-- start of DATA LISTING --

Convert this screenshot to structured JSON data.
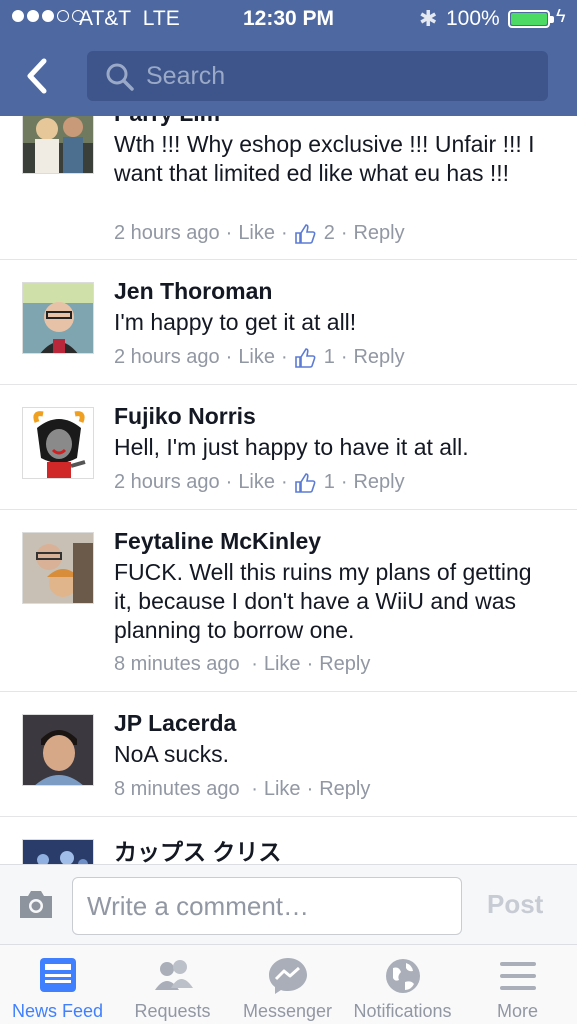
{
  "status_bar": {
    "carrier": "AT&T",
    "network": "LTE",
    "time": "12:30 PM",
    "battery": "100%",
    "signal_bars_filled": 3,
    "signal_bars_total": 5
  },
  "nav": {
    "search_placeholder": "Search"
  },
  "comments": [
    {
      "name": "Parry Lim",
      "text": "Wth !!! Why eshop exclusive !!! Unfair !!! I want that limited ed like what eu has !!!",
      "time": "2 hours ago",
      "like_label": "Like",
      "like_count": "2",
      "reply_label": "Reply"
    },
    {
      "name": "Jen Thoroman",
      "text": "I'm happy to get it at all!",
      "time": "2 hours ago",
      "like_label": "Like",
      "like_count": "1",
      "reply_label": "Reply"
    },
    {
      "name": "Fujiko Norris",
      "text": "Hell, I'm just happy to have it at all.",
      "time": "2 hours ago",
      "like_label": "Like",
      "like_count": "1",
      "reply_label": "Reply"
    },
    {
      "name": "Feytaline McKinley",
      "text": "FUCK. Well this ruins my plans of getting it, because I don't have a WiiU and was planning to borrow one.",
      "time": "8 minutes ago",
      "like_label": "Like",
      "reply_label": "Reply"
    },
    {
      "name": "JP Lacerda",
      "text": "NoA sucks.",
      "time": "8 minutes ago",
      "like_label": "Like",
      "reply_label": "Reply"
    },
    {
      "name": "カップス クリス"
    }
  ],
  "composer": {
    "placeholder": "Write a comment…",
    "post_label": "Post"
  },
  "tabs": [
    {
      "label": "News Feed",
      "icon": "news-feed-icon",
      "active": true
    },
    {
      "label": "Requests",
      "icon": "friends-icon",
      "active": false
    },
    {
      "label": "Messenger",
      "icon": "messenger-icon",
      "active": false
    },
    {
      "label": "Notifications",
      "icon": "globe-icon",
      "active": false
    },
    {
      "label": "More",
      "icon": "menu-icon",
      "active": false
    }
  ],
  "colors": {
    "brand": "#4e69a2",
    "active_tab": "#4080ff",
    "battery": "#4cd964",
    "muted_text": "#9197a3"
  }
}
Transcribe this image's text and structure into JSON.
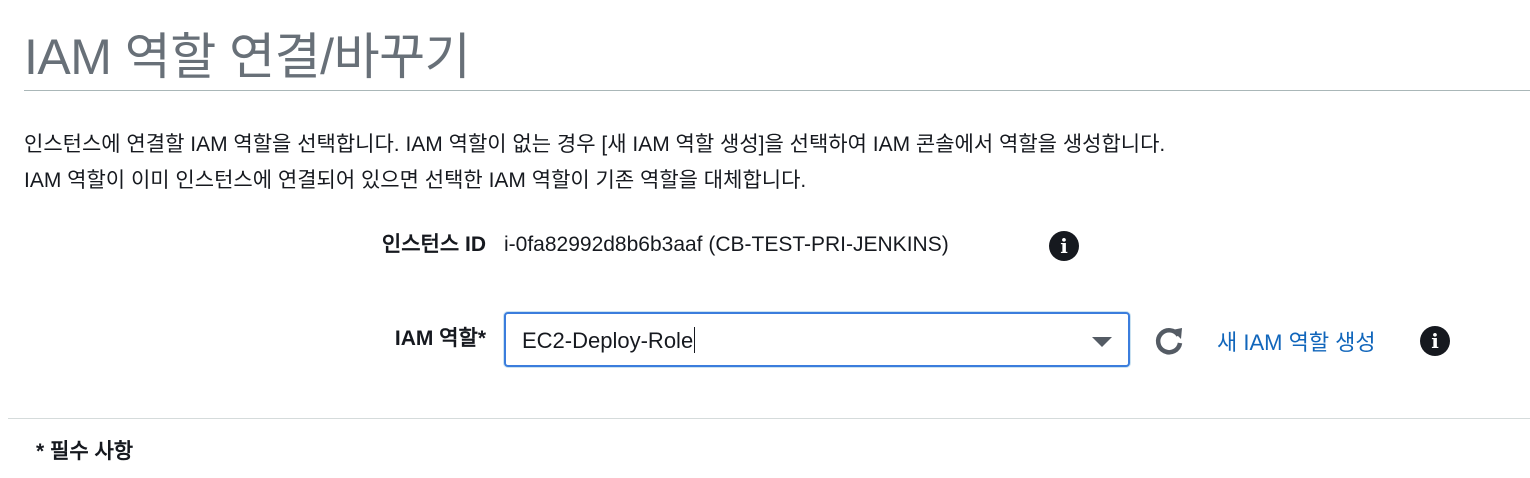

-- end of DATA LISTING --

THE EXERCISE
Copy out each line exactly, without the pictures.

OUTPUT FOR THIS EXERCISE
Convert this screenshot to structured JSON data.
{
  "status_bar": {
    "carrier": "AT&T",
    "network": "LTE",
    "time": "12:30 PM",
    "battery": "100%",
    "signal_bars_filled": 3,
    "signal_bars_total": 5
  },
  "nav": {
    "search_placeholder": "Search"
  },
  "comments": [
    {
      "name": "Parry Lim",
      "text": "Wth !!! Why eshop exclusive !!! Unfair !!! I want that limited ed like what eu has !!!",
      "time": "2 hours ago",
      "like_label": "Like",
      "like_count": "2",
      "reply_label": "Reply"
    },
    {
      "name": "Jen Thoroman",
      "text": "I'm happy to get it at all!",
      "time": "2 hours ago",
      "like_label": "Like",
      "like_count": "1",
      "reply_label": "Reply"
    },
    {
      "name": "Fujiko Norris",
      "text": "Hell, I'm just happy to have it at all.",
      "time": "2 hours ago",
      "like_label": "Like",
      "like_count": "1",
      "reply_label": "Reply"
    },
    {
      "name": "Feytaline McKinley",
      "text": "FUCK. Well this ruins my plans of getting it, because I don't have a WiiU and was planning to borrow one.",
      "time": "8 minutes ago",
      "like_label": "Like",
      "reply_label": "Reply"
    },
    {
      "name": "JP Lacerda",
      "text": "NoA sucks.",
      "time": "8 minutes ago",
      "like_label": "Like",
      "reply_label": "Reply"
    },
    {
      "name": "カップス クリス"
    }
  ],
  "composer": {
    "placeholder": "Write a comment…",
    "post_label": "Post"
  },
  "tabs": [
    {
      "label": "News Feed",
      "icon": "news-feed-icon",
      "active": true
    },
    {
      "label": "Requests",
      "icon": "friends-icon",
      "active": false
    },
    {
      "label": "Messenger",
      "icon": "messenger-icon",
      "active": false
    },
    {
      "label": "Notifications",
      "icon": "globe-icon",
      "active": false
    },
    {
      "label": "More",
      "icon": "menu-icon",
      "active": false
    }
  ],
  "colors": {
    "brand": "#4e69a2",
    "active_tab": "#4080ff",
    "battery": "#4cd964",
    "muted_text": "#9197a3"
  }
}
Transcribe this image's text and structure into JSON.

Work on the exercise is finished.